THE REQUEST
Return the full material exactly.

**** DATASET ROWS ****

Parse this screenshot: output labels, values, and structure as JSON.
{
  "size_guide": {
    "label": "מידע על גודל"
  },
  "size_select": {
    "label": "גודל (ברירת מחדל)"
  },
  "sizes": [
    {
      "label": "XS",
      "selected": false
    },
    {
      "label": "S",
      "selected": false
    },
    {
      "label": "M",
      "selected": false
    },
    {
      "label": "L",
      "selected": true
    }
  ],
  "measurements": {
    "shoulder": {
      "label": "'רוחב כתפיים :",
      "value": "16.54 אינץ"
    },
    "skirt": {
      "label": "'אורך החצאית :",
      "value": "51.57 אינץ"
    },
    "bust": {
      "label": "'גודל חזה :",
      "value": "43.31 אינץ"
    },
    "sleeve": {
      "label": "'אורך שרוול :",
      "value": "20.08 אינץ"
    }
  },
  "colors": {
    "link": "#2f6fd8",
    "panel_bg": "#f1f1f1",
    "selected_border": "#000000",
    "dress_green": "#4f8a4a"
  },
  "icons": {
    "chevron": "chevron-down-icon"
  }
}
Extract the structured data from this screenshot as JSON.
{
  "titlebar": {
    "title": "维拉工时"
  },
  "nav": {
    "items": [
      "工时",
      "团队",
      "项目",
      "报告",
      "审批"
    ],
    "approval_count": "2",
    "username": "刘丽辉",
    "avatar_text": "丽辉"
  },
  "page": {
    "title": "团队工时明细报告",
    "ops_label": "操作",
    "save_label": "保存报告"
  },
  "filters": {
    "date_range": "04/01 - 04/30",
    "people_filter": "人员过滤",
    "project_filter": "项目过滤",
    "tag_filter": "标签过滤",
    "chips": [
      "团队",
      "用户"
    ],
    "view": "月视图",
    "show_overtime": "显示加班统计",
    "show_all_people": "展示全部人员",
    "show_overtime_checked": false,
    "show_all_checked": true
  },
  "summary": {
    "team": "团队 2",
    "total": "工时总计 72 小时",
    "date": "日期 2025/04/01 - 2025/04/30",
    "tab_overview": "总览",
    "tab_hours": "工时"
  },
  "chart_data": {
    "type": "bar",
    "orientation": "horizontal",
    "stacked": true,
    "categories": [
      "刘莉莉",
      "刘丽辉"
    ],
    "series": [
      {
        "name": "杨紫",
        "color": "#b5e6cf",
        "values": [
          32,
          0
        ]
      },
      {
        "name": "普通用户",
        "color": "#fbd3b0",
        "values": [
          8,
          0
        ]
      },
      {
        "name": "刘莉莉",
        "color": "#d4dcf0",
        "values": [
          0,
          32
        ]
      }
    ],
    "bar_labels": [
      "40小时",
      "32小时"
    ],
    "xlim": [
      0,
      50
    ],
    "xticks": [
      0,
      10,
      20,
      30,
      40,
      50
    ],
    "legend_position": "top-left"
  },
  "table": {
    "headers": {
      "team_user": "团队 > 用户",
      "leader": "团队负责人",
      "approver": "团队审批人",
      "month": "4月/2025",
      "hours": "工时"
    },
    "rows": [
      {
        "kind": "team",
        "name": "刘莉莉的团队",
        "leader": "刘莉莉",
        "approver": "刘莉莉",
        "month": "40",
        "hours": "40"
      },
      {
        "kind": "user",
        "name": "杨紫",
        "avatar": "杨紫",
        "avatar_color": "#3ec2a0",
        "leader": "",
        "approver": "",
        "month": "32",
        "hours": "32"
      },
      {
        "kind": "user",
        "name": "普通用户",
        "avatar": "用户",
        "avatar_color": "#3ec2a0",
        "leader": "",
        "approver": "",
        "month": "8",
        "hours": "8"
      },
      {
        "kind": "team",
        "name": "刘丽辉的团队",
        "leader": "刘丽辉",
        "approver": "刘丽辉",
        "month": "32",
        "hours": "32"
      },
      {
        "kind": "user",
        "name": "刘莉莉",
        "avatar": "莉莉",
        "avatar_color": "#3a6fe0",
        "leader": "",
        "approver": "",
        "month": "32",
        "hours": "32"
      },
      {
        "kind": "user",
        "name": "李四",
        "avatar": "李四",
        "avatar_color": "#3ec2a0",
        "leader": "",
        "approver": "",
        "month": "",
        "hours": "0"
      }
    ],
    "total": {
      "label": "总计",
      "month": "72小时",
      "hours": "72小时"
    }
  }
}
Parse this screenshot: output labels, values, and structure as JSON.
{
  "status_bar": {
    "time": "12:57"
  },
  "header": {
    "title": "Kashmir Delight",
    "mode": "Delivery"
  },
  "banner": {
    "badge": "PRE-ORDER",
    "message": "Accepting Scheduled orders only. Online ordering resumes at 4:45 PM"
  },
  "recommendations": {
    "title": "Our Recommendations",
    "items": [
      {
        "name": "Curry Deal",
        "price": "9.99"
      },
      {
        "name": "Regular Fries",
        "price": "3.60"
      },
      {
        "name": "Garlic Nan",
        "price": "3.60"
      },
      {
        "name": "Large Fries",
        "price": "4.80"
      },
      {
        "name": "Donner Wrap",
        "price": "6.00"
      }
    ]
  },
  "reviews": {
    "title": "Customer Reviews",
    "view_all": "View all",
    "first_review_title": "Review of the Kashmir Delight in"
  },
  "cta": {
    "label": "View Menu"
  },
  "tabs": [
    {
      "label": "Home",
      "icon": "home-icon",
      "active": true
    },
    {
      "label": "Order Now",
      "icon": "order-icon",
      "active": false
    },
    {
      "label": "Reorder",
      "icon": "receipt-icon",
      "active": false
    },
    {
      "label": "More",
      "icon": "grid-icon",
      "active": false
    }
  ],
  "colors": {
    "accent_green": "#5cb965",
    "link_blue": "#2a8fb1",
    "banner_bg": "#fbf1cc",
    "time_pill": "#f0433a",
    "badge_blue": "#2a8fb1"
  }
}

****

RESULT
Parse this screenshot: output labels, values, and structure as JSON.
{
  "size_guide": {
    "label": "מידע על גודל"
  },
  "size_select": {
    "label": "גודל (ברירת מחדל)"
  },
  "sizes": [
    {
      "label": "XS",
      "selected": false
    },
    {
      "label": "S",
      "selected": false
    },
    {
      "label": "M",
      "selected": false
    },
    {
      "label": "L",
      "selected": true
    }
  ],
  "measurements": {
    "shoulder": {
      "label": "'רוחב כתפיים :",
      "value": "16.54 אינץ"
    },
    "skirt": {
      "label": "'אורך החצאית :",
      "value": "51.57 אינץ"
    },
    "bust": {
      "label": "'גודל חזה :",
      "value": "43.31 אינץ"
    },
    "sleeve": {
      "label": "'אורך שרוול :",
      "value": "20.08 אינץ"
    }
  },
  "colors": {
    "link": "#2f6fd8",
    "panel_bg": "#f1f1f1",
    "selected_border": "#000000",
    "dress_green": "#4f8a4a"
  },
  "icons": {
    "chevron": "chevron-down-icon"
  }
}
Extract the structured data from this screenshot as JSON.
{
  "titlebar": {
    "title": "维拉工时"
  },
  "nav": {
    "items": [
      "工时",
      "团队",
      "项目",
      "报告",
      "审批"
    ],
    "approval_count": "2",
    "username": "刘丽辉",
    "avatar_text": "丽辉"
  },
  "page": {
    "title": "团队工时明细报告",
    "ops_label": "操作",
    "save_label": "保存报告"
  },
  "filters": {
    "date_range": "04/01 - 04/30",
    "people_filter": "人员过滤",
    "project_filter": "项目过滤",
    "tag_filter": "标签过滤",
    "chips": [
      "团队",
      "用户"
    ],
    "view": "月视图",
    "show_overtime": "显示加班统计",
    "show_all_people": "展示全部人员",
    "show_overtime_checked": false,
    "show_all_checked": true
  },
  "summary": {
    "team": "团队 2",
    "total": "工时总计 72 小时",
    "date": "日期 2025/04/01 - 2025/04/30",
    "tab_overview": "总览",
    "tab_hours": "工时"
  },
  "chart_data": {
    "type": "bar",
    "orientation": "horizontal",
    "stacked": true,
    "categories": [
      "刘莉莉",
      "刘丽辉"
    ],
    "series": [
      {
        "name": "杨紫",
        "color": "#b5e6cf",
        "values": [
          32,
          0
        ]
      },
      {
        "name": "普通用户",
        "color": "#fbd3b0",
        "values": [
          8,
          0
        ]
      },
      {
        "name": "刘莉莉",
        "color": "#d4dcf0",
        "values": [
          0,
          32
        ]
      }
    ],
    "bar_labels": [
      "40小时",
      "32小时"
    ],
    "xlim": [
      0,
      50
    ],
    "xticks": [
      0,
      10,
      20,
      30,
      40,
      50
    ],
    "legend_position": "top-left"
  },
  "table": {
    "headers": {
      "team_user": "团队 > 用户",
      "leader": "团队负责人",
      "approver": "团队审批人",
      "month": "4月/2025",
      "hours": "工时"
    },
    "rows": [
      {
        "kind": "team",
        "name": "刘莉莉的团队",
        "leader": "刘莉莉",
        "approver": "刘莉莉",
        "month": "40",
        "hours": "40"
      },
      {
        "kind": "user",
        "name": "杨紫",
        "avatar": "杨紫",
        "avatar_color": "#3ec2a0",
        "leader": "",
        "approver": "",
        "month": "32",
        "hours": "32"
      },
      {
        "kind": "user",
        "name": "普通用户",
        "avatar": "用户",
        "avatar_color": "#3ec2a0",
        "leader": "",
        "approver": "",
        "month": "8",
        "hours": "8"
      },
      {
        "kind": "team",
        "name": "刘丽辉的团队",
        "leader": "刘丽辉",
        "approver": "刘丽辉",
        "month": "32",
        "hours": "32"
      },
      {
        "kind": "user",
        "name": "刘莉莉",
        "avatar": "莉莉",
        "avatar_color": "#3a6fe0",
        "leader": "",
        "approver": "",
        "month": "32",
        "hours": "32"
      },
      {
        "kind": "user",
        "name": "李四",
        "avatar": "李四",
        "avatar_color": "#3ec2a0",
        "leader": "",
        "approver": "",
        "month": "",
        "hours": "0"
      }
    ],
    "total": {
      "label": "总计",
      "month": "72小时",
      "hours": "72小时"
    }
  }
}
Parse this screenshot: output labels, values, and structure as JSON.
{
  "status_bar": {
    "time": "12:57"
  },
  "header": {
    "title": "Kashmir Delight",
    "mode": "Delivery"
  },
  "banner": {
    "badge": "PRE-ORDER",
    "message": "Accepting Scheduled orders only. Online ordering resumes at 4:45 PM"
  },
  "recommendations": {
    "title": "Our Recommendations",
    "items": [
      {
        "name": "Curry Deal",
        "price": "9.99"
      },
      {
        "name": "Regular Fries",
        "price": "3.60"
      },
      {
        "name": "Garlic Nan",
        "price": "3.60"
      },
      {
        "name": "Large Fries",
        "price": "4.80"
      },
      {
        "name": "Donner Wrap",
        "price": "6.00"
      }
    ]
  },
  "reviews": {
    "title": "Customer Reviews",
    "view_all": "View all",
    "first_review_title": "Review of the Kashmir Delight in"
  },
  "cta": {
    "label": "View Menu"
  },
  "tabs": [
    {
      "label": "Home",
      "icon": "home-icon",
      "active": true
    },
    {
      "label": "Order Now",
      "icon": "order-icon",
      "active": false
    },
    {
      "label": "Reorder",
      "icon": "receipt-icon",
      "active": false
    },
    {
      "label": "More",
      "icon": "grid-icon",
      "active": false
    }
  ],
  "colors": {
    "accent_green": "#5cb965",
    "link_blue": "#2a8fb1",
    "banner_bg": "#fbf1cc",
    "time_pill": "#f0433a",
    "badge_blue": "#2a8fb1"
  }
}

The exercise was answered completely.